▶ Exercise prompt: Copy all the entries below exactly, but not the pictures.

───── Provided information

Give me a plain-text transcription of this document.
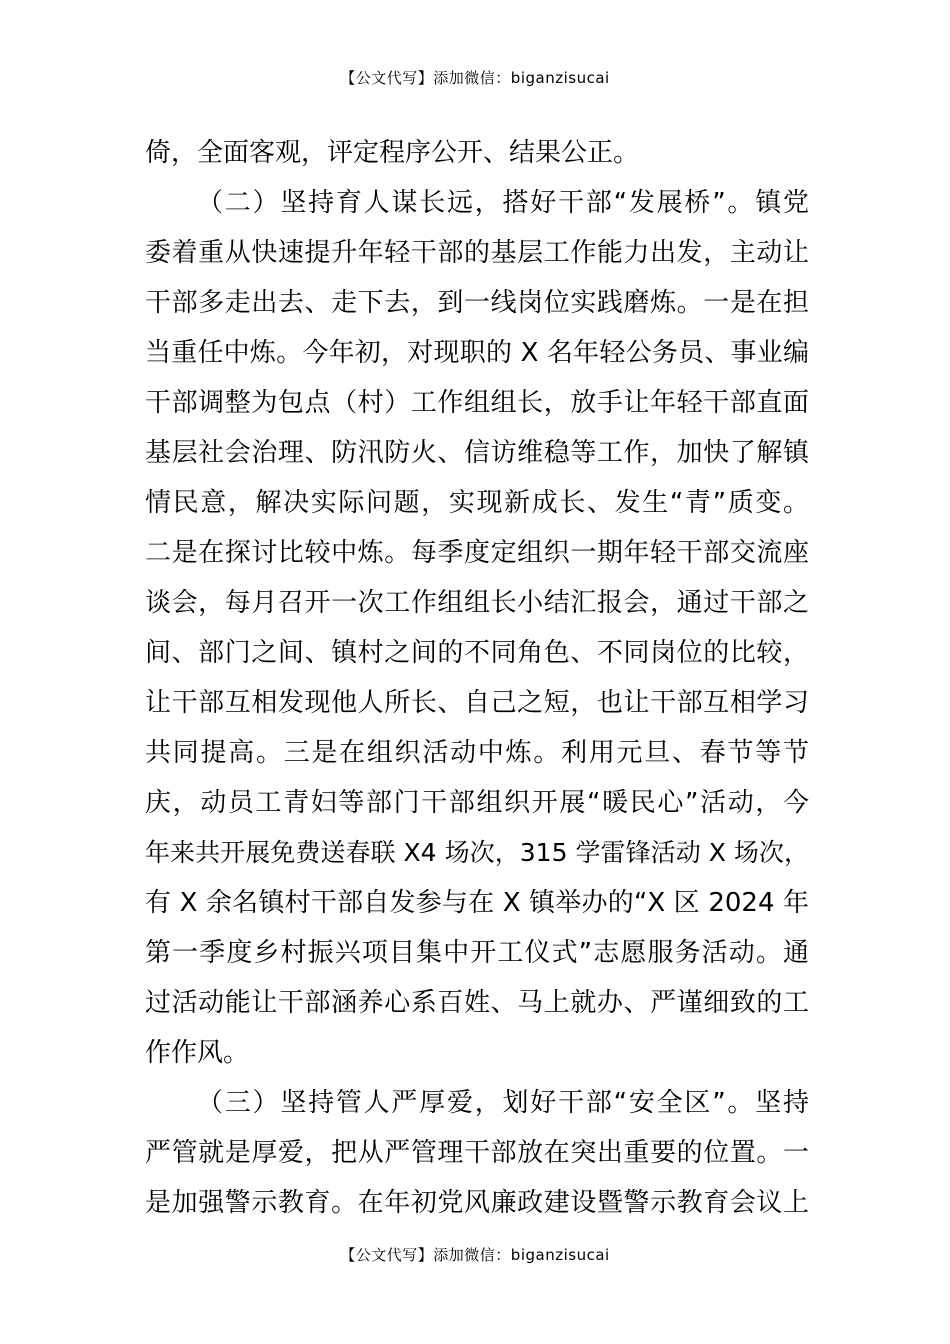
【公文代写】添加微信：biganzisucai
倚，全面客观，评定程序公开、结果公正。
（二）坚持育人谋长远，搭好干部“发展桥”。镇党
委着重从快速提升年轻干部的基层工作能力出发，主动让
干部多走出去、走下去，到一线岗位实践磨炼。一是在担
当重任中炼。今年初，对现职的 X 名年轻公务员、事业编
干部调整为包点（村）工作组组长，放手让年轻干部直面
基层社会治理、防汛防火、信访维稳等工作，加快了解镇
情民意，解决实际问题，实现新成长、发生“青”质变。
二是在探讨比较中炼。每季度定组织一期年轻干部交流座
谈会，每月召开一次工作组组长小结汇报会，通过干部之
间、部门之间、镇村之间的不同角色、不同岗位的比较，
让干部互相发现他人所长、自己之短，也让干部互相学习
共同提高。三是在组织活动中炼。利用元旦、春节等节
庆，动员工青妇等部门干部组织开展“暖民心”活动，今
年来共开展免费送春联 X4 场次，315 学雷锋活动 X 场次，
有 X 余名镇村干部自发参与在 X 镇举办的“X 区 2024 年
第一季度乡村振兴项目集中开工仪式”志愿服务活动。通
过活动能让干部涵养心系百姓、马上就办、严谨细致的工
作作风。
（三）坚持管人严厚爱，划好干部“安全区”。坚持
严管就是厚爱，把从严管理干部放在突出重要的位置。一
是加强警示教育。在年初党风廉政建设暨警示教育会议上
【公文代写】添加微信：biganzisucai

──────────

▶ Answer to the task:
Give me a plain-text transcription of this document.
【公文代写】添加微信：biganzisucai
倚，全面客观，评定程序公开、结果公正。
（二）坚持育人谋长远，搭好干部“发展桥”。镇党
委着重从快速提升年轻干部的基层工作能力出发，主动让
干部多走出去、走下去，到一线岗位实践磨炼。一是在担
当重任中炼。今年初，对现职的 X 名年轻公务员、事业编
干部调整为包点（村）工作组组长，放手让年轻干部直面
基层社会治理、防汛防火、信访维稳等工作，加快了解镇
情民意，解决实际问题，实现新成长、发生“青”质变。
二是在探讨比较中炼。每季度定组织一期年轻干部交流座
谈会，每月召开一次工作组组长小结汇报会，通过干部之
间、部门之间、镇村之间的不同角色、不同岗位的比较，
让干部互相发现他人所长、自己之短，也让干部互相学习
共同提高。三是在组织活动中炼。利用元旦、春节等节
庆，动员工青妇等部门干部组织开展“暖民心”活动，今
年来共开展免费送春联 X4 场次，315 学雷锋活动 X 场次，
有 X 余名镇村干部自发参与在 X 镇举办的“X 区 2024 年
第一季度乡村振兴项目集中开工仪式”志愿服务活动。通
过活动能让干部涵养心系百姓、马上就办、严谨细致的工
作作风。
（三）坚持管人严厚爱，划好干部“安全区”。坚持
严管就是厚爱，把从严管理干部放在突出重要的位置。一
是加强警示教育。在年初党风廉政建设暨警示教育会议上
【公文代写】添加微信：biganzisucai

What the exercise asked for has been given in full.